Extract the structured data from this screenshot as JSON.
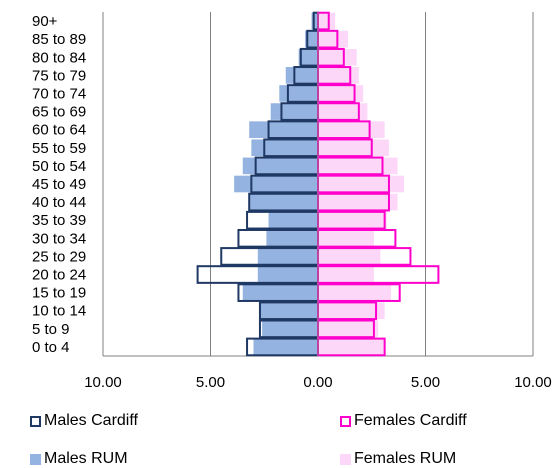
{
  "chart_data": {
    "type": "bar",
    "orientation": "horizontal",
    "categories": [
      "90+",
      "85 to 89",
      "80 to 84",
      "75 to 79",
      "70 to 74",
      "65 to 69",
      "60 to 64",
      "55 to 59",
      "50 to 54",
      "45 to 49",
      "40 to 44",
      "35 to 39",
      "30 to 34",
      "25 to 29",
      "20 to 24",
      "15 to 19",
      "10 to 14",
      "5 to 9",
      "0 to 4"
    ],
    "xlim": [
      -10,
      10
    ],
    "x_ticks": [
      "10.00",
      "5.00",
      "0.00",
      "5.00",
      "10.00"
    ],
    "grid": "vertical",
    "series": [
      {
        "name": "Males Cardiff",
        "side": "left",
        "style": "outline",
        "color": "#1f3864",
        "values": [
          0.2,
          0.5,
          0.8,
          1.1,
          1.4,
          1.7,
          2.3,
          2.5,
          2.9,
          3.1,
          3.2,
          3.3,
          3.7,
          4.5,
          5.6,
          3.7,
          2.7,
          2.7,
          3.3
        ]
      },
      {
        "name": "Females Cardiff",
        "side": "right",
        "style": "outline",
        "color": "#ff00cc",
        "values": [
          0.5,
          0.9,
          1.2,
          1.5,
          1.7,
          1.9,
          2.4,
          2.5,
          3.0,
          3.3,
          3.3,
          3.1,
          3.6,
          4.3,
          5.6,
          3.8,
          2.7,
          2.6,
          3.1
        ]
      },
      {
        "name": "Males RUM",
        "side": "left",
        "style": "fill",
        "color": "#95b3e0",
        "values": [
          0.3,
          0.6,
          0.9,
          1.5,
          1.8,
          2.2,
          3.2,
          3.1,
          3.5,
          3.9,
          3.2,
          2.3,
          2.4,
          2.8,
          2.8,
          3.5,
          2.7,
          2.6,
          3.0
        ]
      },
      {
        "name": "Females RUM",
        "side": "right",
        "style": "fill",
        "color": "#fcd7f8",
        "values": [
          0.8,
          1.4,
          1.8,
          1.9,
          2.1,
          2.3,
          3.1,
          3.3,
          3.7,
          4.0,
          3.7,
          3.2,
          2.6,
          2.9,
          2.6,
          3.4,
          3.1,
          2.8,
          3.1
        ]
      }
    ]
  },
  "legend": {
    "males_cardiff": "Males Cardiff",
    "females_cardiff": "Females Cardiff",
    "males_rum": "Males RUM",
    "females_rum": "Females RUM"
  }
}
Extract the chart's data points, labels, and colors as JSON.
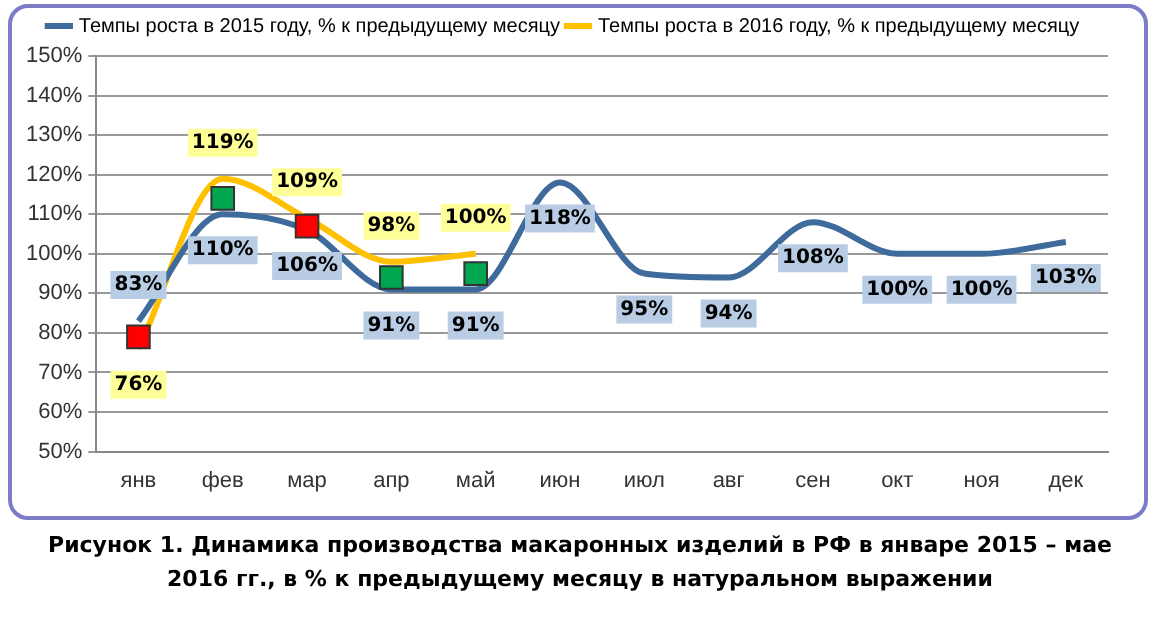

→ Problem to solve: Print all the records again exactly; do not include any picture.

→ Written response:
Extract the structured data from this screenshot as JSON.
{
  "chart_data": {
    "type": "bar",
    "orientation": "horizontal",
    "categories": [
      "90+",
      "85 to 89",
      "80 to 84",
      "75 to 79",
      "70 to 74",
      "65 to 69",
      "60 to 64",
      "55 to 59",
      "50 to 54",
      "45 to 49",
      "40 to 44",
      "35 to 39",
      "30 to 34",
      "25 to 29",
      "20 to 24",
      "15 to 19",
      "10 to 14",
      "5 to 9",
      "0 to 4"
    ],
    "xlim": [
      -10,
      10
    ],
    "x_ticks": [
      "10.00",
      "5.00",
      "0.00",
      "5.00",
      "10.00"
    ],
    "grid": "vertical",
    "series": [
      {
        "name": "Males Cardiff",
        "side": "left",
        "style": "outline",
        "color": "#1f3864",
        "values": [
          0.2,
          0.5,
          0.8,
          1.1,
          1.4,
          1.7,
          2.3,
          2.5,
          2.9,
          3.1,
          3.2,
          3.3,
          3.7,
          4.5,
          5.6,
          3.7,
          2.7,
          2.7,
          3.3
        ]
      },
      {
        "name": "Females Cardiff",
        "side": "right",
        "style": "outline",
        "color": "#ff00cc",
        "values": [
          0.5,
          0.9,
          1.2,
          1.5,
          1.7,
          1.9,
          2.4,
          2.5,
          3.0,
          3.3,
          3.3,
          3.1,
          3.6,
          4.3,
          5.6,
          3.8,
          2.7,
          2.6,
          3.1
        ]
      },
      {
        "name": "Males RUM",
        "side": "left",
        "style": "fill",
        "color": "#95b3e0",
        "values": [
          0.3,
          0.6,
          0.9,
          1.5,
          1.8,
          2.2,
          3.2,
          3.1,
          3.5,
          3.9,
          3.2,
          2.3,
          2.4,
          2.8,
          2.8,
          3.5,
          2.7,
          2.6,
          3.0
        ]
      },
      {
        "name": "Females RUM",
        "side": "right",
        "style": "fill",
        "color": "#fcd7f8",
        "values": [
          0.8,
          1.4,
          1.8,
          1.9,
          2.1,
          2.3,
          3.1,
          3.3,
          3.7,
          4.0,
          3.7,
          3.2,
          2.6,
          2.9,
          2.6,
          3.4,
          3.1,
          2.8,
          3.1
        ]
      }
    ]
  },
  "legend": {
    "males_cardiff": "Males Cardiff",
    "females_cardiff": "Females Cardiff",
    "males_rum": "Males RUM",
    "females_rum": "Females RUM"
  }
}
Extract the chart's data points, labels, and colors as JSON.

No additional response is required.